# WRITTEN INSTRUCTION:
Copy every entry exactly as given, minus the images.

# GIVEN DATA:

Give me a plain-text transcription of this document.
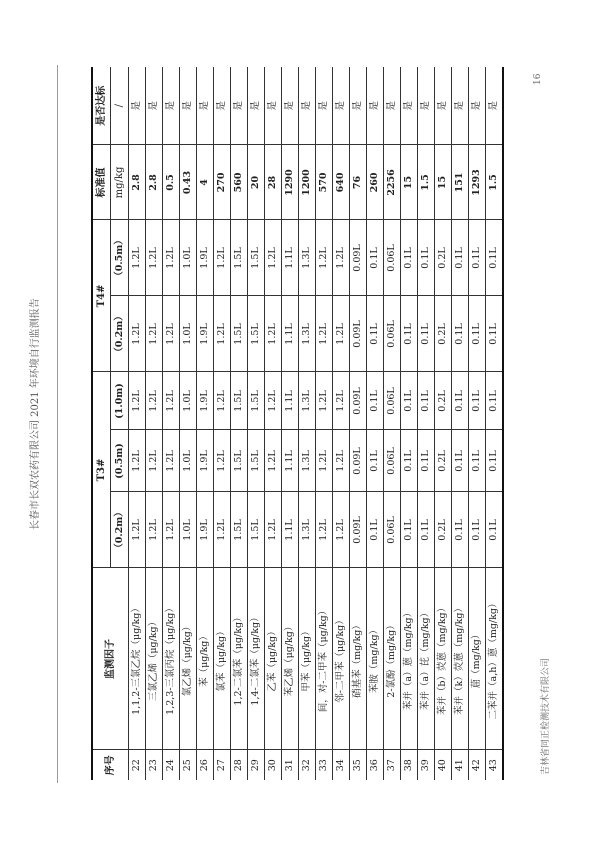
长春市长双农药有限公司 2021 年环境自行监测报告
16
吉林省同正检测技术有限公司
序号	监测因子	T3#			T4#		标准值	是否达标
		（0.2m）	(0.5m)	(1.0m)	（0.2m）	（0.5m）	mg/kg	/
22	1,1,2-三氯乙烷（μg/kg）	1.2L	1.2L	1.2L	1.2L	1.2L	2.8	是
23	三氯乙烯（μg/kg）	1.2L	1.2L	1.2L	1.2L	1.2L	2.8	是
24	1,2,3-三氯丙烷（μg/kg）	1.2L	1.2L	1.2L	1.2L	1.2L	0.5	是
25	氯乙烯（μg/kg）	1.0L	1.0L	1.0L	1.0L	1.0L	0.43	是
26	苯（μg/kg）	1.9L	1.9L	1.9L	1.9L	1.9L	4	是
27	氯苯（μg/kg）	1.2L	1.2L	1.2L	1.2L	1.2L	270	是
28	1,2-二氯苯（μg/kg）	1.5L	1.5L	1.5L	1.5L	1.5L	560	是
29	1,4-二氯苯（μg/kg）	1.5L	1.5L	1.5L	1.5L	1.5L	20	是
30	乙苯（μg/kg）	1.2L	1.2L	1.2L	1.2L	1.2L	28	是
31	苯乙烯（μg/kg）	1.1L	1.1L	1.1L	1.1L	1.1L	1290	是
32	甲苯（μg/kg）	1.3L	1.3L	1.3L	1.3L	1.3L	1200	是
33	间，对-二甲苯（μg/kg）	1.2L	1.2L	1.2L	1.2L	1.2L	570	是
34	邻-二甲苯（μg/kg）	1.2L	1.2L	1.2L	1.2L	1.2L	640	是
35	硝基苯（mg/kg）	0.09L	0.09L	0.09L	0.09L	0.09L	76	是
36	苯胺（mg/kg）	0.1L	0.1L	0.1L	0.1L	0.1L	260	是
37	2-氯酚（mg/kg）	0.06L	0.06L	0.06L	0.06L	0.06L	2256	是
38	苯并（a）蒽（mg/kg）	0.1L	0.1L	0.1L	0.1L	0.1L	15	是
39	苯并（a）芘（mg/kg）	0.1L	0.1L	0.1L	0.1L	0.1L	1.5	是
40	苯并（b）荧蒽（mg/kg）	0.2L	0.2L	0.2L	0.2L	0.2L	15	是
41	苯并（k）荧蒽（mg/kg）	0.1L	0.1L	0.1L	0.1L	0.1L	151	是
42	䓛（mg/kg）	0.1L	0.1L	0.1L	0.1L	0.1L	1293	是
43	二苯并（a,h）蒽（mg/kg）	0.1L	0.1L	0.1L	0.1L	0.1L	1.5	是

# SOLVED PROBLEM:
Give me a plain-text transcription of this document.
长春市长双农药有限公司 2021 年环境自行监测报告
16
吉林省同正检测技术有限公司
序号	监测因子	T3#			T4#		标准值	是否达标
		（0.2m）	(0.5m)	(1.0m)	（0.2m）	（0.5m）	mg/kg	/
22	1,1,2-三氯乙烷（μg/kg）	1.2L	1.2L	1.2L	1.2L	1.2L	2.8	是
23	三氯乙烯（μg/kg）	1.2L	1.2L	1.2L	1.2L	1.2L	2.8	是
24	1,2,3-三氯丙烷（μg/kg）	1.2L	1.2L	1.2L	1.2L	1.2L	0.5	是
25	氯乙烯（μg/kg）	1.0L	1.0L	1.0L	1.0L	1.0L	0.43	是
26	苯（μg/kg）	1.9L	1.9L	1.9L	1.9L	1.9L	4	是
27	氯苯（μg/kg）	1.2L	1.2L	1.2L	1.2L	1.2L	270	是
28	1,2-二氯苯（μg/kg）	1.5L	1.5L	1.5L	1.5L	1.5L	560	是
29	1,4-二氯苯（μg/kg）	1.5L	1.5L	1.5L	1.5L	1.5L	20	是
30	乙苯（μg/kg）	1.2L	1.2L	1.2L	1.2L	1.2L	28	是
31	苯乙烯（μg/kg）	1.1L	1.1L	1.1L	1.1L	1.1L	1290	是
32	甲苯（μg/kg）	1.3L	1.3L	1.3L	1.3L	1.3L	1200	是
33	间，对-二甲苯（μg/kg）	1.2L	1.2L	1.2L	1.2L	1.2L	570	是
34	邻-二甲苯（μg/kg）	1.2L	1.2L	1.2L	1.2L	1.2L	640	是
35	硝基苯（mg/kg）	0.09L	0.09L	0.09L	0.09L	0.09L	76	是
36	苯胺（mg/kg）	0.1L	0.1L	0.1L	0.1L	0.1L	260	是
37	2-氯酚（mg/kg）	0.06L	0.06L	0.06L	0.06L	0.06L	2256	是
38	苯并（a）蒽（mg/kg）	0.1L	0.1L	0.1L	0.1L	0.1L	15	是
39	苯并（a）芘（mg/kg）	0.1L	0.1L	0.1L	0.1L	0.1L	1.5	是
40	苯并（b）荧蒽（mg/kg）	0.2L	0.2L	0.2L	0.2L	0.2L	15	是
41	苯并（k）荧蒽（mg/kg）	0.1L	0.1L	0.1L	0.1L	0.1L	151	是
42	䓛（mg/kg）	0.1L	0.1L	0.1L	0.1L	0.1L	1293	是
43	二苯并（a,h）蒽（mg/kg）	0.1L	0.1L	0.1L	0.1L	0.1L	1.5	是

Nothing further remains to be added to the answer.